指示 1:
下記のデータ行のうち、「List all visible」を含む行から「- Text: H: H: [209, 51, 220, 65]」を含む行までを、両端の行も含めてそのまま書き写してください。

提示文:
· · · · ·

6/10【手放すTALK LIVE#20】『人と組織の「痛み」は手放すな!』をテーマにトークライブを開催しました。トークライブの一コマをお届けします。
ゲスト:由佐 美加子さん
◆経歴
幼少期からヨーロッパ、アジア、米国で育ち、米国大学卒業後、国際基督教大学(ICU)修士課程を経て ㈱野村総合研究所入社。その後㈱リクルートに転職し、事業企画職を経て人事部に異動。次世代リーダーのあるべき姿を模索する中でMIT上級講師ピーター・センゲ氏が提唱する「学習する組織」と出会う。以降、ソーシャルテクノロジーと呼ばれる最先端の人と組織の覚醒と進化の手法を探求し続ける。2005年Appreciative Inquiry(AI)を生み出したデビッド・クーパライダー教授が教える米国ケースウェスタンリザーブ大学経営大学院で組織開発修士号を最高成績で修了。出産を経て2006年よりグローバル企業の人事部マネジャーとして人材・組織開発、新卒採用・育成を担う。2011年に独立、3年後に合同会社CCCを設立。いい・悪い、正しい・間違っているという二元的な世界観に立脚した生き方ではなく、すべてが”ただある”という内なる世界の受容と自己愛を源とした「全体性」から生きるための智慧や手法を生み出し、統合して個人や組織の覚醒と進化を様々な形で支援している。

· · · · ·

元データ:

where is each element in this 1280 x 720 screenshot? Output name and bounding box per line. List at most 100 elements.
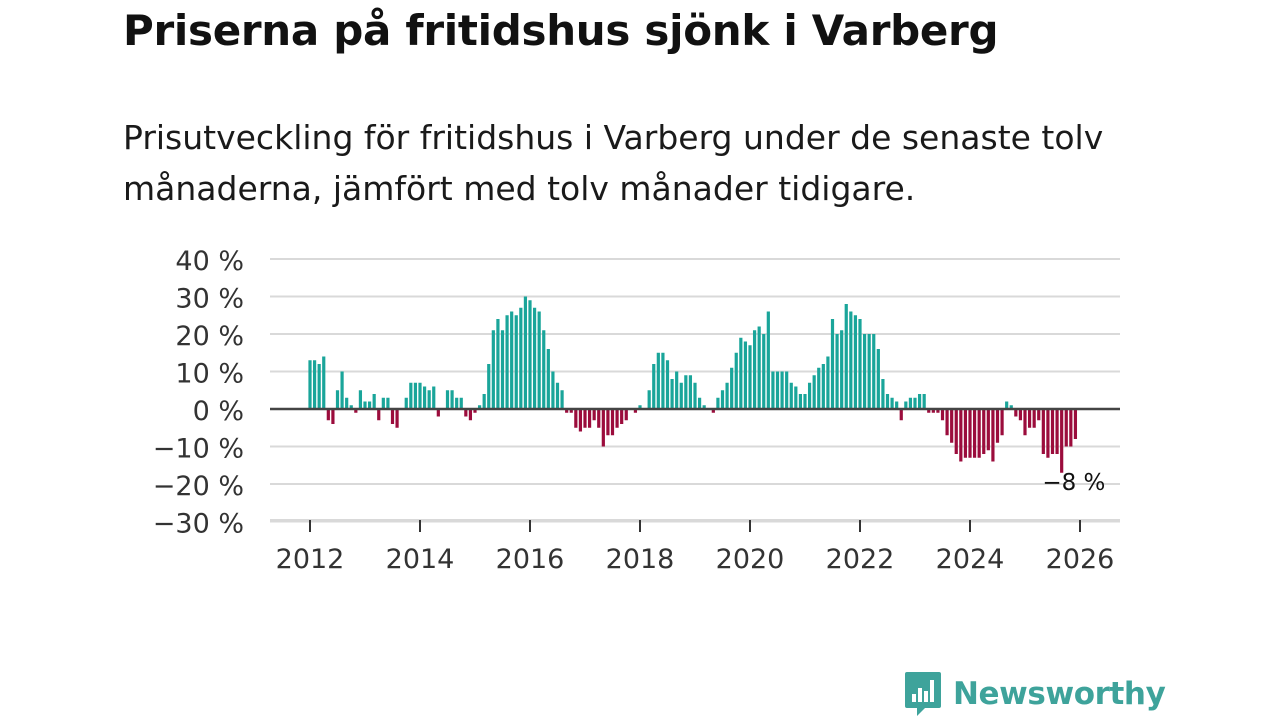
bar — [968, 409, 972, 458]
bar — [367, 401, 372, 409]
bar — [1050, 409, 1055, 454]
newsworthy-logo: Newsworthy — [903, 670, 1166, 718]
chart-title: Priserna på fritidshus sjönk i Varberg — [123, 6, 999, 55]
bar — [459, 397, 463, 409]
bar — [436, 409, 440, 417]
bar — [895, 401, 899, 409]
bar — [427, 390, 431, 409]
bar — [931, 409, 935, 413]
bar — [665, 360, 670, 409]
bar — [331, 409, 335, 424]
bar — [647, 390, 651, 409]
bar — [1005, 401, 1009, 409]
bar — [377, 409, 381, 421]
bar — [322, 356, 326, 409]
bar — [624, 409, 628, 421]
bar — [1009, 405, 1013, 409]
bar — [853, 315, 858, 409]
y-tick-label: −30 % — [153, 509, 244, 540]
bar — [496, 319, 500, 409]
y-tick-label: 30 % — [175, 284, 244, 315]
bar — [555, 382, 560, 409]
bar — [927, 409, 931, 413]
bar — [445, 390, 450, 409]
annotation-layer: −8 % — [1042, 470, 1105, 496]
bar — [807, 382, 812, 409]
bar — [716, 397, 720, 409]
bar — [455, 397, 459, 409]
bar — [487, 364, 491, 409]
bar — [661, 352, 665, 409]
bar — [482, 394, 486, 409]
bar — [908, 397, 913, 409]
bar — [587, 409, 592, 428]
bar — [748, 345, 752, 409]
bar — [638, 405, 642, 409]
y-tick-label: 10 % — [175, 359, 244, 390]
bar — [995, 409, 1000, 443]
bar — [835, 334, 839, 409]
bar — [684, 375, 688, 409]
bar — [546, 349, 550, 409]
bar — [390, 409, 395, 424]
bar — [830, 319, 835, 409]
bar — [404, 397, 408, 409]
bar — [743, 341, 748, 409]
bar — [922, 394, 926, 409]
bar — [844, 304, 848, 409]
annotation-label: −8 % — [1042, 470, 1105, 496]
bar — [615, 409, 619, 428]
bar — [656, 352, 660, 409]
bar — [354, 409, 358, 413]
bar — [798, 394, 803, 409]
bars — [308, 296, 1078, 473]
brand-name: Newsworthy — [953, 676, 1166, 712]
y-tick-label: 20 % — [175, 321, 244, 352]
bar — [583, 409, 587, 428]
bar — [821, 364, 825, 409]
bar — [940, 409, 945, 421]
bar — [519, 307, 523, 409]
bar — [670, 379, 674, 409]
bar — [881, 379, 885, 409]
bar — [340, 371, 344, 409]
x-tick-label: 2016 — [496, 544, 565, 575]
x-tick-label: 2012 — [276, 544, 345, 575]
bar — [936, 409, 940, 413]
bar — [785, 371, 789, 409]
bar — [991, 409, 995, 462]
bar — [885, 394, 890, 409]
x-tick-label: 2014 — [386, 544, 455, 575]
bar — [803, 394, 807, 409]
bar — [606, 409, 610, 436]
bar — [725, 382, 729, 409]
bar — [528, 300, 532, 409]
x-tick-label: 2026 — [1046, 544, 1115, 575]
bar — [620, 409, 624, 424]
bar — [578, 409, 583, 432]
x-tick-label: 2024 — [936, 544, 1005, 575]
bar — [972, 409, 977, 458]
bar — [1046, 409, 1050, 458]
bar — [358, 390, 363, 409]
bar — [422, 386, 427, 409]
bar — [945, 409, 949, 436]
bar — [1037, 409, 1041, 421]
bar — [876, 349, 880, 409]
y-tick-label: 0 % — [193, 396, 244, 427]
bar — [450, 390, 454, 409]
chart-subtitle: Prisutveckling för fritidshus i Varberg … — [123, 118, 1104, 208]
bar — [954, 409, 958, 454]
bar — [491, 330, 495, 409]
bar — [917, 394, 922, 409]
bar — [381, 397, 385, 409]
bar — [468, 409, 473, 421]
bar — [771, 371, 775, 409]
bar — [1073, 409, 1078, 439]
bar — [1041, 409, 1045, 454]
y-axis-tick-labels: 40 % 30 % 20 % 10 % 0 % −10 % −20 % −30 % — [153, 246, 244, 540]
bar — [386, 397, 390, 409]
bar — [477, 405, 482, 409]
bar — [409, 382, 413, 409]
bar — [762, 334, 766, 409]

· · · · ·

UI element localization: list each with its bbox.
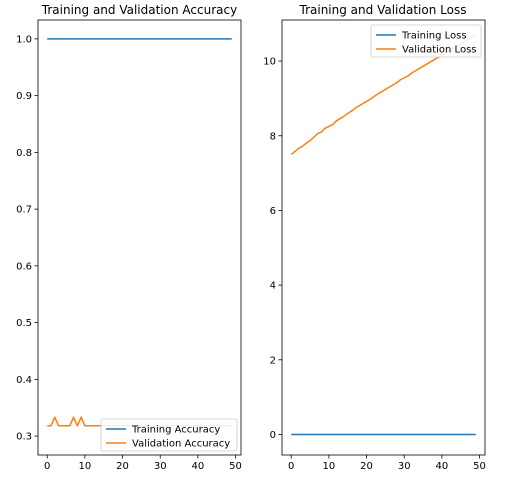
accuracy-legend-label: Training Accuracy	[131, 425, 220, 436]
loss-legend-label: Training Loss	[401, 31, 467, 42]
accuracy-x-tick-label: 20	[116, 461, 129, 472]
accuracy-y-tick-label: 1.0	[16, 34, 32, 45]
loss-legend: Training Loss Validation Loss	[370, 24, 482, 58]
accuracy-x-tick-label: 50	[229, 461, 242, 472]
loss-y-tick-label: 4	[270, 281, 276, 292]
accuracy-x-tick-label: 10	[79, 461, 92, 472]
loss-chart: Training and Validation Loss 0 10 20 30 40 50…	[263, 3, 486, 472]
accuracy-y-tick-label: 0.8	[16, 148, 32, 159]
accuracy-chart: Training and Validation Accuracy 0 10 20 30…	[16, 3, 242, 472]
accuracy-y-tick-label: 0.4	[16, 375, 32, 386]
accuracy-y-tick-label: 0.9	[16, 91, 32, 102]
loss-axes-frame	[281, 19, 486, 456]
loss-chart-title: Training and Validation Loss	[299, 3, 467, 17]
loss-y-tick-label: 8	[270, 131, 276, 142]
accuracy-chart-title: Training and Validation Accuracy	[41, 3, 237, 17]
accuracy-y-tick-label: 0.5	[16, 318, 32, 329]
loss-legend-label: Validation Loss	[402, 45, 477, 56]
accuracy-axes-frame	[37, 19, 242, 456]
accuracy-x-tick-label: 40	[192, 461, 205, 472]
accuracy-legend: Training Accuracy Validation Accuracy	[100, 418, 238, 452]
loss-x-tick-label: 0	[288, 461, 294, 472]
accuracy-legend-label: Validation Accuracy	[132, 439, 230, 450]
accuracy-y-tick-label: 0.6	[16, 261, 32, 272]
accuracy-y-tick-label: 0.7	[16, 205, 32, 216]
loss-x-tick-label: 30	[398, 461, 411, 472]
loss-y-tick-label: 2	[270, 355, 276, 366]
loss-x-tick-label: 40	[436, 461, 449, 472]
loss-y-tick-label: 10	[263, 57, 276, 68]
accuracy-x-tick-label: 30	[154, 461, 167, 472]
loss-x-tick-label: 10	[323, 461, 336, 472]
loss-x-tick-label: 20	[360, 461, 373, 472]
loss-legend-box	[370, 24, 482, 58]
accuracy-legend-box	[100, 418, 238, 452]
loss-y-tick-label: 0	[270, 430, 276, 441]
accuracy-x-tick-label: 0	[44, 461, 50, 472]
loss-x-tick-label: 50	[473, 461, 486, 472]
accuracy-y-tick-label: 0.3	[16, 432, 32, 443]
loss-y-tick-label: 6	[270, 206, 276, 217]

· · · · ·

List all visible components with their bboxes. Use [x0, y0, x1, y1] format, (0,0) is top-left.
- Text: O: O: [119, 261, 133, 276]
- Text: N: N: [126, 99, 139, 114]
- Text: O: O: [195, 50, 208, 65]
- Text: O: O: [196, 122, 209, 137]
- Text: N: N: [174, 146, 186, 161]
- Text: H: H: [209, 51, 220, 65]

· · · · ·

指示 2:
提示文の「2011年に独立、3年後に合同会社CCCを設立。」という一文を英語に訳してください。

解答例 1:
List all visible components with their bboxes. Use [x0, y0, x1, y1] format, (0,0) is top-left.
- Text: O: O: [119, 261, 133, 276]
- Text: N: N: [126, 99, 139, 114]
- Text: O: O: [195, 50, 208, 65]
- Text: O: O: [196, 122, 209, 137]
- Text: N: N: [174, 146, 186, 161]
- Text: H: H: [209, 51, 220, 65]

解答例 2:
She became independent in 2011 and, three years later, founded CCC LLC.